[start]

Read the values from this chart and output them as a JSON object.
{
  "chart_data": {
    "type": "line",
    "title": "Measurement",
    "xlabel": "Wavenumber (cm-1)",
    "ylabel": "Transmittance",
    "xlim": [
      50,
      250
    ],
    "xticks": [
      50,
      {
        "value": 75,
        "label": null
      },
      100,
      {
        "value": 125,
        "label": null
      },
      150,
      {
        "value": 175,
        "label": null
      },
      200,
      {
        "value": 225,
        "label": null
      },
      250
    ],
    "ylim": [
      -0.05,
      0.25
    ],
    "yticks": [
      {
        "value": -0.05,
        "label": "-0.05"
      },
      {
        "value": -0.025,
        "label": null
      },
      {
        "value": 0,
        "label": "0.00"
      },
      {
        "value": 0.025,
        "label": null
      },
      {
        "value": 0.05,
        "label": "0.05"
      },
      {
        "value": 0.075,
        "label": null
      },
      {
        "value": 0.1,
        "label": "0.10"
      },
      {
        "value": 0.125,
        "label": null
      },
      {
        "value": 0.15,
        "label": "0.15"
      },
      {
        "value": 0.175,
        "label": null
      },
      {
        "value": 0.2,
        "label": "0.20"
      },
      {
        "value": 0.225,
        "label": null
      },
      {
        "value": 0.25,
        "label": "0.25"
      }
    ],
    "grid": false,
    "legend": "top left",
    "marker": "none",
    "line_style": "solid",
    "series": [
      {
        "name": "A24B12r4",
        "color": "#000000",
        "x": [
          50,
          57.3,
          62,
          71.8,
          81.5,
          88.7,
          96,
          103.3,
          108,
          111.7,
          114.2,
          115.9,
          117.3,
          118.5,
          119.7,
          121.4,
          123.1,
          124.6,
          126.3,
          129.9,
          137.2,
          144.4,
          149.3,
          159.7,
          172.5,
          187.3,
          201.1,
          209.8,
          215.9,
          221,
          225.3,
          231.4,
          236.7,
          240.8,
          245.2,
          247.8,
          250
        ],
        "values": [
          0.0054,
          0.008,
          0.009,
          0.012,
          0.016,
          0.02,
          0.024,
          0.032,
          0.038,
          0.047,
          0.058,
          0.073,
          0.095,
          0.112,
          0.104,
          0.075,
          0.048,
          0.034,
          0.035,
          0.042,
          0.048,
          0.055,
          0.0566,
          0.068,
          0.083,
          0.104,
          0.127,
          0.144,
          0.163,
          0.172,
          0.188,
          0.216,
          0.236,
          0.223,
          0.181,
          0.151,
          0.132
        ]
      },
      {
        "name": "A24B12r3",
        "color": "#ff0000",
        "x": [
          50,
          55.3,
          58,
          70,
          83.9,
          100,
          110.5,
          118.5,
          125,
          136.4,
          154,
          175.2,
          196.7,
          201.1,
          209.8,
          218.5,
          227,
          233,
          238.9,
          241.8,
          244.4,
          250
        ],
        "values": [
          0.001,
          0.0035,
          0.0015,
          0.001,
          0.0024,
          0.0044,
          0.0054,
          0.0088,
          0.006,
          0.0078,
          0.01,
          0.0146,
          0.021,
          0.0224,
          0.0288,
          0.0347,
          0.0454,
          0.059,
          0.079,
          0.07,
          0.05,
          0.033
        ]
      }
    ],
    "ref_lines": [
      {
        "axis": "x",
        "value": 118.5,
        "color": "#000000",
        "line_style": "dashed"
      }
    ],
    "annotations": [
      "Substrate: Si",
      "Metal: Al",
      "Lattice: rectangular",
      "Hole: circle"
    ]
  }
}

[end]

TASK DETAILS
Using the listing above, retype each line exactly.

OUTPUT
Read the values from this chart and output them as a JSON object.
{
  "chart_data": {
    "type": "line",
    "title": "Measurement",
    "xlabel": "Wavenumber (cm-1)",
    "ylabel": "Transmittance",
    "xlim": [
      50,
      250
    ],
    "xticks": [
      50,
      {
        "value": 75,
        "label": null
      },
      100,
      {
        "value": 125,
        "label": null
      },
      150,
      {
        "value": 175,
        "label": null
      },
      200,
      {
        "value": 225,
        "label": null
      },
      250
    ],
    "ylim": [
      -0.05,
      0.25
    ],
    "yticks": [
      {
        "value": -0.05,
        "label": "-0.05"
      },
      {
        "value": -0.025,
        "label": null
      },
      {
        "value": 0,
        "label": "0.00"
      },
      {
        "value": 0.025,
        "label": null
      },
      {
        "value": 0.05,
        "label": "0.05"
      },
      {
        "value": 0.075,
        "label": null
      },
      {
        "value": 0.1,
        "label": "0.10"
      },
      {
        "value": 0.125,
        "label": null
      },
      {
        "value": 0.15,
        "label": "0.15"
      },
      {
        "value": 0.175,
        "label": null
      },
      {
        "value": 0.2,
        "label": "0.20"
      },
      {
        "value": 0.225,
        "label": null
      },
      {
        "value": 0.25,
        "label": "0.25"
      }
    ],
    "grid": false,
    "legend": "top left",
    "marker": "none",
    "line_style": "solid",
    "series": [
      {
        "name": "A24B12r4",
        "color": "#000000",
        "x": [
          50,
          57.3,
          62,
          71.8,
          81.5,
          88.7,
          96,
          103.3,
          108,
          111.7,
          114.2,
          115.9,
          117.3,
          118.5,
          119.7,
          121.4,
          123.1,
          124.6,
          126.3,
          129.9,
          137.2,
          144.4,
          149.3,
          159.7,
          172.5,
          187.3,
          201.1,
          209.8,
          215.9,
          221,
          225.3,
          231.4,
          236.7,
          240.8,
          245.2,
          247.8,
          250
        ],
        "values": [
          0.0054,
          0.008,
          0.009,
          0.012,
          0.016,
          0.02,
          0.024,
          0.032,
          0.038,
          0.047,
          0.058,
          0.073,
          0.095,
          0.112,
          0.104,
          0.075,
          0.048,
          0.034,
          0.035,
          0.042,
          0.048,
          0.055,
          0.0566,
          0.068,
          0.083,
          0.104,
          0.127,
          0.144,
          0.163,
          0.172,
          0.188,
          0.216,
          0.236,
          0.223,
          0.181,
          0.151,
          0.132
        ]
      },
      {
        "name": "A24B12r3",
        "color": "#ff0000",
        "x": [
          50,
          55.3,
          58,
          70,
          83.9,
          100,
          110.5,
          118.5,
          125,
          136.4,
          154,
          175.2,
          196.7,
          201.1,
          209.8,
          218.5,
          227,
          233,
          238.9,
          241.8,
          244.4,
          250
        ],
        "values": [
          0.001,
          0.0035,
          0.0015,
          0.001,
          0.0024,
          0.0044,
          0.0054,
          0.0088,
          0.006,
          0.0078,
          0.01,
          0.0146,
          0.021,
          0.0224,
          0.0288,
          0.0347,
          0.0454,
          0.059,
          0.079,
          0.07,
          0.05,
          0.033
        ]
      }
    ],
    "ref_lines": [
      {
        "axis": "x",
        "value": 118.5,
        "color": "#000000",
        "line_style": "dashed"
      }
    ],
    "annotations": [
      "Substrate: Si",
      "Metal: Al",
      "Lattice: rectangular",
      "Hole: circle"
    ]
  }
}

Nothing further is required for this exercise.